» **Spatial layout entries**
※

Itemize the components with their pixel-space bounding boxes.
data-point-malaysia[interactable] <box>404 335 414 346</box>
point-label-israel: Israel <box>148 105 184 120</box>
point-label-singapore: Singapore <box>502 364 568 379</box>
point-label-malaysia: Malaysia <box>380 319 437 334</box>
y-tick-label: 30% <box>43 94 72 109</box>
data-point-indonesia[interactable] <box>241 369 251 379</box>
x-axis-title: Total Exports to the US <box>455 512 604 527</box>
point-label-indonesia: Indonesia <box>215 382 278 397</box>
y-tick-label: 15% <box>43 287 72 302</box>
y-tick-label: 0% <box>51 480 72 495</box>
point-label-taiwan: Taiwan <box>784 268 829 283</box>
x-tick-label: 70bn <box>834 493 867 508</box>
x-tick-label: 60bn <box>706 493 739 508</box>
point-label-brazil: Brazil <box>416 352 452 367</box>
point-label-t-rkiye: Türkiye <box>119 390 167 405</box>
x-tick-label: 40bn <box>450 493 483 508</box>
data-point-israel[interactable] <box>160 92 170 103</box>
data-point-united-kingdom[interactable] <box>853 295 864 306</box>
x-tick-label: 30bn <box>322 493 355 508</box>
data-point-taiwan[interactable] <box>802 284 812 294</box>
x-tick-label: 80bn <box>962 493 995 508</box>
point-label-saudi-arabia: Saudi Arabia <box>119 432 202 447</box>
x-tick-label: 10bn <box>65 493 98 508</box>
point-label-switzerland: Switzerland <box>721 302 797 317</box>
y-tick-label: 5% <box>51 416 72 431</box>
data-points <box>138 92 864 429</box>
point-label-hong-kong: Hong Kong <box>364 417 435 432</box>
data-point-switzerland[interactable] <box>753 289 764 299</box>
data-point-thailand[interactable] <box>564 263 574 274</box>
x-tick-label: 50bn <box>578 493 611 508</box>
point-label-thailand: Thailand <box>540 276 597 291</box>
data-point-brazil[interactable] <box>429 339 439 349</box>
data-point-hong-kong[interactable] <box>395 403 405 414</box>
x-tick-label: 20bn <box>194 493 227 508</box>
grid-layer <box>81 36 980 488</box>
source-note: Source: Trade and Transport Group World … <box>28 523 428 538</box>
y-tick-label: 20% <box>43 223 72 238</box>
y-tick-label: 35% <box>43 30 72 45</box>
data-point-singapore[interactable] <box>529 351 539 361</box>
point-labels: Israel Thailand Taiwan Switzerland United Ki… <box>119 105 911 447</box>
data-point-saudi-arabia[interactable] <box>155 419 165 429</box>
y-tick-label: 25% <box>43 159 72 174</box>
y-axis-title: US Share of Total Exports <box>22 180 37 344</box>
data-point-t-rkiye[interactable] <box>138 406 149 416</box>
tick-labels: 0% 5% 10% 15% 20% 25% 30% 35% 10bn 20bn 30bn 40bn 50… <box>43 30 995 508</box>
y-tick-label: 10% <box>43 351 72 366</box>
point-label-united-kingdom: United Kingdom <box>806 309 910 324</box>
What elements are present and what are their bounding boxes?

※

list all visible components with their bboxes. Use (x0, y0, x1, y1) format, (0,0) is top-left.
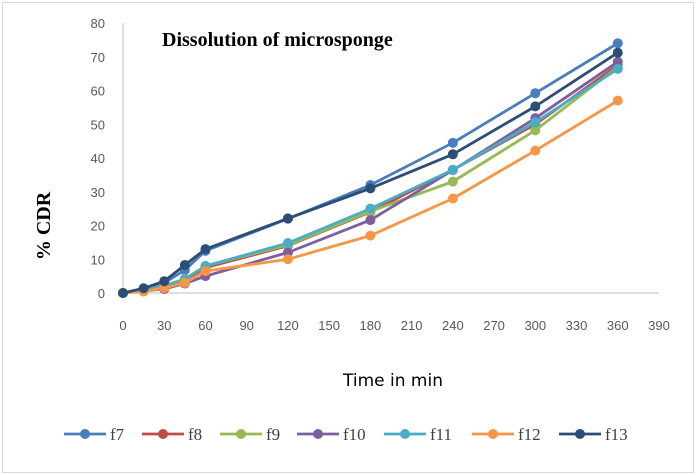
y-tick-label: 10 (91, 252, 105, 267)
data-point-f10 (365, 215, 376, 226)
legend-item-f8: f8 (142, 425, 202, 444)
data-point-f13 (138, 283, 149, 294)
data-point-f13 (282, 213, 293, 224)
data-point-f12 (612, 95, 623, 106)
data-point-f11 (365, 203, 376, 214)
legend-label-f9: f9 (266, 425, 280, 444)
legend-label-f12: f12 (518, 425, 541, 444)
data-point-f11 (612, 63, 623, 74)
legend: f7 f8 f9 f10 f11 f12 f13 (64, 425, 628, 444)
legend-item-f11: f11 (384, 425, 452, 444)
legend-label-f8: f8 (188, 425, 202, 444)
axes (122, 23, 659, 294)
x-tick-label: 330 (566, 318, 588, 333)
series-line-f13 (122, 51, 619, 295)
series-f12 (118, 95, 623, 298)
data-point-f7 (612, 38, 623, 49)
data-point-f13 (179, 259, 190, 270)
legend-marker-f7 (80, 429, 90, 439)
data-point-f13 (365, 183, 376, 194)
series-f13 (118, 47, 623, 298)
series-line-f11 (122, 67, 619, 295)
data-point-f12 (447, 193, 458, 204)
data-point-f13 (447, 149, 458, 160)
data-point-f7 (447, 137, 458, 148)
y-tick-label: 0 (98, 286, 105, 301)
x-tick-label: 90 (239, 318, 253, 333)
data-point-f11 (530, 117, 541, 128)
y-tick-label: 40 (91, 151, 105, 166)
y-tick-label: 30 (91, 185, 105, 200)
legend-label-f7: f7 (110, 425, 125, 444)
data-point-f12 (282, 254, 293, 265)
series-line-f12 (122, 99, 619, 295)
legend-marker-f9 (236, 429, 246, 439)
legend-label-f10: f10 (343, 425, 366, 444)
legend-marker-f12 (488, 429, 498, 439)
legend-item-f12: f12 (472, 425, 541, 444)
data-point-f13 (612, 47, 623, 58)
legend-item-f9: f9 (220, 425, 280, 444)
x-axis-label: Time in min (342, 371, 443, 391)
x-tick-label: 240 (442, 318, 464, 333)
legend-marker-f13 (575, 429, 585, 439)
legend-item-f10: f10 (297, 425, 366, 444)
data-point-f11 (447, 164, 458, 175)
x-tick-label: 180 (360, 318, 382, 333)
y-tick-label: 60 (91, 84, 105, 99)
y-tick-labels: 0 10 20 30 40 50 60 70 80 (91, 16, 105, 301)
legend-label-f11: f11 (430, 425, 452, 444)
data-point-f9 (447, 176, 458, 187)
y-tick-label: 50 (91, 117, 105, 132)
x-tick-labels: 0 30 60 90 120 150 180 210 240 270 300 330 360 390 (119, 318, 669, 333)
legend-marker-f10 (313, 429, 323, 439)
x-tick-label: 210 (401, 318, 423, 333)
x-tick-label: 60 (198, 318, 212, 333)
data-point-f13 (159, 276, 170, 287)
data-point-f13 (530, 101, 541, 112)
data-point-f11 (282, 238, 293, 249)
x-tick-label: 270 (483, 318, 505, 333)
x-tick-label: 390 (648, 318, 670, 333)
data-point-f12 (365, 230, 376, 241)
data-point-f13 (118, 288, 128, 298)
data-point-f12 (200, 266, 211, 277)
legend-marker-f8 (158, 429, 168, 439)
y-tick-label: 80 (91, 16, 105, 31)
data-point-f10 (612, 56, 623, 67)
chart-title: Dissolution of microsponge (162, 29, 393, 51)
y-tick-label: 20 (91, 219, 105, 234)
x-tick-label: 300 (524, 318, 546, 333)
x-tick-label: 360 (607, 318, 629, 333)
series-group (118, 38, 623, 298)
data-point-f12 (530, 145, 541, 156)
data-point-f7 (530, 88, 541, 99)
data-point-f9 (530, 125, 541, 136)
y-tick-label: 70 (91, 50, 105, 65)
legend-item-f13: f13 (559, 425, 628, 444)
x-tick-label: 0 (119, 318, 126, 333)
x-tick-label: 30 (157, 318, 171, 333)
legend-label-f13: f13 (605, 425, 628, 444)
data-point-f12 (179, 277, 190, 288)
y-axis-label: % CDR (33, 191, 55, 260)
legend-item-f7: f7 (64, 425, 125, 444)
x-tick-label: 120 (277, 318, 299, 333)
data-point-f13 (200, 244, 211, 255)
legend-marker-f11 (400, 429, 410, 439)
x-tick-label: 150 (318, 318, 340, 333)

※

» **What the task asks**
Can you reproduce, unchanged, every line of the material from the one containing "y-tick-label: 10 (91, 252, 105, 267)" down to the one containing "legend-label-f8: f8 (188, 425, 202, 444)", with both of those lines included?

» **Solved problem**
y-tick-label: 10 (91, 252, 105, 267)
data-point-f10 (365, 215, 376, 226)
legend-item-f8: f8 (142, 425, 202, 444)
data-point-f13 (138, 283, 149, 294)
data-point-f13 (282, 213, 293, 224)
data-point-f12 (612, 95, 623, 106)
data-point-f11 (365, 203, 376, 214)
legend-label-f9: f9 (266, 425, 280, 444)
legend-label-f12: f12 (518, 425, 541, 444)
data-point-f11 (612, 63, 623, 74)
legend: f7 f8 f9 f10 f11 f12 f13 (64, 425, 628, 444)
legend-item-f11: f11 (384, 425, 452, 444)
legend-label-f8: f8 (188, 425, 202, 444)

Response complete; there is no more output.